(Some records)
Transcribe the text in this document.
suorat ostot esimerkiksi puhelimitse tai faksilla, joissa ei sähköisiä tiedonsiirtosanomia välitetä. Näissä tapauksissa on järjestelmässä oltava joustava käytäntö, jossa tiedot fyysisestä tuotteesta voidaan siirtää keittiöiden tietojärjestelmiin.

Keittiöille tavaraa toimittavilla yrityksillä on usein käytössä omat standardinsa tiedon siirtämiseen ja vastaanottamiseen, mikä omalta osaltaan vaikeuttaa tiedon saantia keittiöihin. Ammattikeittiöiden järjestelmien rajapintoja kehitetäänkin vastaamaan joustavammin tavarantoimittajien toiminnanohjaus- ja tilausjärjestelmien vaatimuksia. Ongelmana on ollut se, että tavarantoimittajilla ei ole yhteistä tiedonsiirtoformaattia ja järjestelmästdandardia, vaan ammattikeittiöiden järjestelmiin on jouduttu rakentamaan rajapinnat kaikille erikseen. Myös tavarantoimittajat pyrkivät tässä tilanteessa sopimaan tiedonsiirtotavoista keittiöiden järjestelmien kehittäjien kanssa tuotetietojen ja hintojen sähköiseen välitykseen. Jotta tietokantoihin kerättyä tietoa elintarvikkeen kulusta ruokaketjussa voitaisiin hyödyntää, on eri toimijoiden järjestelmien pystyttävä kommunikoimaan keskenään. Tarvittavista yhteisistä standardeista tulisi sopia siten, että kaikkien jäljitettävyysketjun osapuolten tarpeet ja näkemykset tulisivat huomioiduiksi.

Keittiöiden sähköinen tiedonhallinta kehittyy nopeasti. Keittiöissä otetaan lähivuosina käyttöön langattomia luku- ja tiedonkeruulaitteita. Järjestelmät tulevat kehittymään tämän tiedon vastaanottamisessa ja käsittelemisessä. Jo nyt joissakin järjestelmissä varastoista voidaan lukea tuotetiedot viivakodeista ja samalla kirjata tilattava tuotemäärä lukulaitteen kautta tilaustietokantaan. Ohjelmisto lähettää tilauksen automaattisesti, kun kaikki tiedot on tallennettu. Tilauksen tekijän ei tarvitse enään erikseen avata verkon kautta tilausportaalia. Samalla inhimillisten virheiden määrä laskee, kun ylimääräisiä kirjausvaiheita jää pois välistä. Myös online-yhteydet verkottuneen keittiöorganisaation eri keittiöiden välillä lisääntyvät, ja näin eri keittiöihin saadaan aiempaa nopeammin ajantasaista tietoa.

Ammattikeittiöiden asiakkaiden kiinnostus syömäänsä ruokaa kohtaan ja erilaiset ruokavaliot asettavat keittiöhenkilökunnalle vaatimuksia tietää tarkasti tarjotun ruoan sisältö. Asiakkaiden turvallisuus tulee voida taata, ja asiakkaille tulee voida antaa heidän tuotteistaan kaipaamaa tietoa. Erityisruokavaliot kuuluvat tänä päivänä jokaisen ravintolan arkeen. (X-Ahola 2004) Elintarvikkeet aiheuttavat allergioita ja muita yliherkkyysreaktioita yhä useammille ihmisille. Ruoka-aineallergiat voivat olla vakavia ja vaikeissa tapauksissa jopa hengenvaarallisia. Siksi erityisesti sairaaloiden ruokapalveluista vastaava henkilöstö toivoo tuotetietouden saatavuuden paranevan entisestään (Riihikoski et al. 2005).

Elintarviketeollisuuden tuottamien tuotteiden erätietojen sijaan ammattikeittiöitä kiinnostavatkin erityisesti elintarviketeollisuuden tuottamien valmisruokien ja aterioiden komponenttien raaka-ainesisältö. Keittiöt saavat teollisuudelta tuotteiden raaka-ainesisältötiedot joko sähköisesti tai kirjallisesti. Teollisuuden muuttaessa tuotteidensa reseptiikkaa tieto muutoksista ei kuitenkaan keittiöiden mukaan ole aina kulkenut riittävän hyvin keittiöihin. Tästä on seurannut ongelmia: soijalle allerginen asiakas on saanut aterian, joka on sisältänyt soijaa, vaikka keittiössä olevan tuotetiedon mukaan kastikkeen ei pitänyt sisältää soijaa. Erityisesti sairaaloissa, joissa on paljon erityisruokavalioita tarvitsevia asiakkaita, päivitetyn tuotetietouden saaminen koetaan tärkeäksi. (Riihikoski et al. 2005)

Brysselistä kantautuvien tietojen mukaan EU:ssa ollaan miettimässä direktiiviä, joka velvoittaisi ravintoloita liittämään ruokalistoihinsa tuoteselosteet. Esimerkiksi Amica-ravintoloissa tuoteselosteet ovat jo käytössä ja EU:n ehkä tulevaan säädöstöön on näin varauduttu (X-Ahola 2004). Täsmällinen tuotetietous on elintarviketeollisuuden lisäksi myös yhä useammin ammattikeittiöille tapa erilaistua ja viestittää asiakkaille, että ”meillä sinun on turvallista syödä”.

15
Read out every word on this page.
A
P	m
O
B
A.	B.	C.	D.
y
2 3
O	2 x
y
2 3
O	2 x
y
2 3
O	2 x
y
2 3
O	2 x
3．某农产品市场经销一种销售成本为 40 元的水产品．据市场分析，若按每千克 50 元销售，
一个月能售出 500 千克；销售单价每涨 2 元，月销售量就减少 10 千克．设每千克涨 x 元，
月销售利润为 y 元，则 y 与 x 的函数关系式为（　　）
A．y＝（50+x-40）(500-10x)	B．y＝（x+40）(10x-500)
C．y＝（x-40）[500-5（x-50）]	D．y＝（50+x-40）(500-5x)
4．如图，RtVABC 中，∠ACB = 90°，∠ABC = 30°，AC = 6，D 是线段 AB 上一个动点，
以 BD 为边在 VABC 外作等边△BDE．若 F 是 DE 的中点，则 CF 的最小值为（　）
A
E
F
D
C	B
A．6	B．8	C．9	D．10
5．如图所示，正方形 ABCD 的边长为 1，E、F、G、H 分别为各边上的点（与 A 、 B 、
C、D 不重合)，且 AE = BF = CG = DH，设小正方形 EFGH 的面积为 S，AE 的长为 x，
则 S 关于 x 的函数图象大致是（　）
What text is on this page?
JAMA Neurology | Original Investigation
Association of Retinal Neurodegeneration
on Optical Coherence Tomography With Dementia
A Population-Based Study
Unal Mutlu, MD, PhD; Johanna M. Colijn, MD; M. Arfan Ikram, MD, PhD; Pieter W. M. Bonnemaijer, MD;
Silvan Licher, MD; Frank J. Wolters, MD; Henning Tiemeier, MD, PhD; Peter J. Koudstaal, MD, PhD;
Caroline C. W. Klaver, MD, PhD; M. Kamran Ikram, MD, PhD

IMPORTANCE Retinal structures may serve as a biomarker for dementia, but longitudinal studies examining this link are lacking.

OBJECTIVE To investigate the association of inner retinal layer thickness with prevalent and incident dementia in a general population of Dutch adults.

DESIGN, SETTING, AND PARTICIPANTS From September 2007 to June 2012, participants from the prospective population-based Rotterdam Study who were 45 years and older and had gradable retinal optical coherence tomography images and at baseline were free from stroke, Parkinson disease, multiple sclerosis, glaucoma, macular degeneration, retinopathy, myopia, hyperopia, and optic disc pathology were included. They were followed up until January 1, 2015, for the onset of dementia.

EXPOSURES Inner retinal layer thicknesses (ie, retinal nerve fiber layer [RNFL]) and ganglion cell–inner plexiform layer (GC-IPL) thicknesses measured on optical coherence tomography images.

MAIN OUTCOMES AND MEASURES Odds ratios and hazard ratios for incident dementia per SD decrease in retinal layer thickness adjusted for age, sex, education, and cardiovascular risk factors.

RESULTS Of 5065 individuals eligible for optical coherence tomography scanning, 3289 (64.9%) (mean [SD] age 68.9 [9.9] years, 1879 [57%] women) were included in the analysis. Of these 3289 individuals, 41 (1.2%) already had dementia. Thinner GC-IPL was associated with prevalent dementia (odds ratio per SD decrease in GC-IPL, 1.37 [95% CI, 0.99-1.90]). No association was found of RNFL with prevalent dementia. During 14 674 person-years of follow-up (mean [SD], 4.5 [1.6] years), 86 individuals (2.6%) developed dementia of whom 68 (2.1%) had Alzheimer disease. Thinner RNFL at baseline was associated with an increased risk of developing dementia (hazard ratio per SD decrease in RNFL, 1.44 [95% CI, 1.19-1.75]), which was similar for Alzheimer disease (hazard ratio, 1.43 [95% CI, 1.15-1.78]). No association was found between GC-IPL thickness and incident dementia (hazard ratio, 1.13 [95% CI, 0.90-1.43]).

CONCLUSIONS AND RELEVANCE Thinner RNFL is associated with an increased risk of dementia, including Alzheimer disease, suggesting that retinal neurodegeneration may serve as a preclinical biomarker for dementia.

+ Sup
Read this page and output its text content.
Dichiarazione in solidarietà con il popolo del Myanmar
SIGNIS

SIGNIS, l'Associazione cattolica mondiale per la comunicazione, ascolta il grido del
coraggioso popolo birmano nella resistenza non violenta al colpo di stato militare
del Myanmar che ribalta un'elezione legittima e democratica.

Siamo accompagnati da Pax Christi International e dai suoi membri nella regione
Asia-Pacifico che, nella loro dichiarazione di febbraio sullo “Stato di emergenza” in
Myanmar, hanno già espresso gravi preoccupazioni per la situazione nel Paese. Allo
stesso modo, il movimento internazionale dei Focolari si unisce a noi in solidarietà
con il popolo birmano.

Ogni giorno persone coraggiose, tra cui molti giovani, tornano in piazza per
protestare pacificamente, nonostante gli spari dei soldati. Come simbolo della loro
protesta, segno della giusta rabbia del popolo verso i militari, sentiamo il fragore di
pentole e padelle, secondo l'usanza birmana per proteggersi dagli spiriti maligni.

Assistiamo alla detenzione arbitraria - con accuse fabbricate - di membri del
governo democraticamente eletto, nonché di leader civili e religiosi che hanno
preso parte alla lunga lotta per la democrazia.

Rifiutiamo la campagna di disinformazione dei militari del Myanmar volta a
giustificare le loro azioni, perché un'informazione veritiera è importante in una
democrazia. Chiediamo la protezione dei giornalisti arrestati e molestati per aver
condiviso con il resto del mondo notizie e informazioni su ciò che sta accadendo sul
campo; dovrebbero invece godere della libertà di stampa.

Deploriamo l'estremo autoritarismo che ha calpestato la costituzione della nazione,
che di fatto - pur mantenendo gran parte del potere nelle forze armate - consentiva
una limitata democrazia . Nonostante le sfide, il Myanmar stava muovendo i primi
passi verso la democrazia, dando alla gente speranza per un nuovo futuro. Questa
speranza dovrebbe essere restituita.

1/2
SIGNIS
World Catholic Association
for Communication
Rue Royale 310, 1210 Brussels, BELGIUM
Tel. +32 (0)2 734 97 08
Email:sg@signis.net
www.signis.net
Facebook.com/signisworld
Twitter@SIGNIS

● To be done: In the listing, how many lines hold "voidaan"? Answer with a bare number.

● Output of the exercise: 2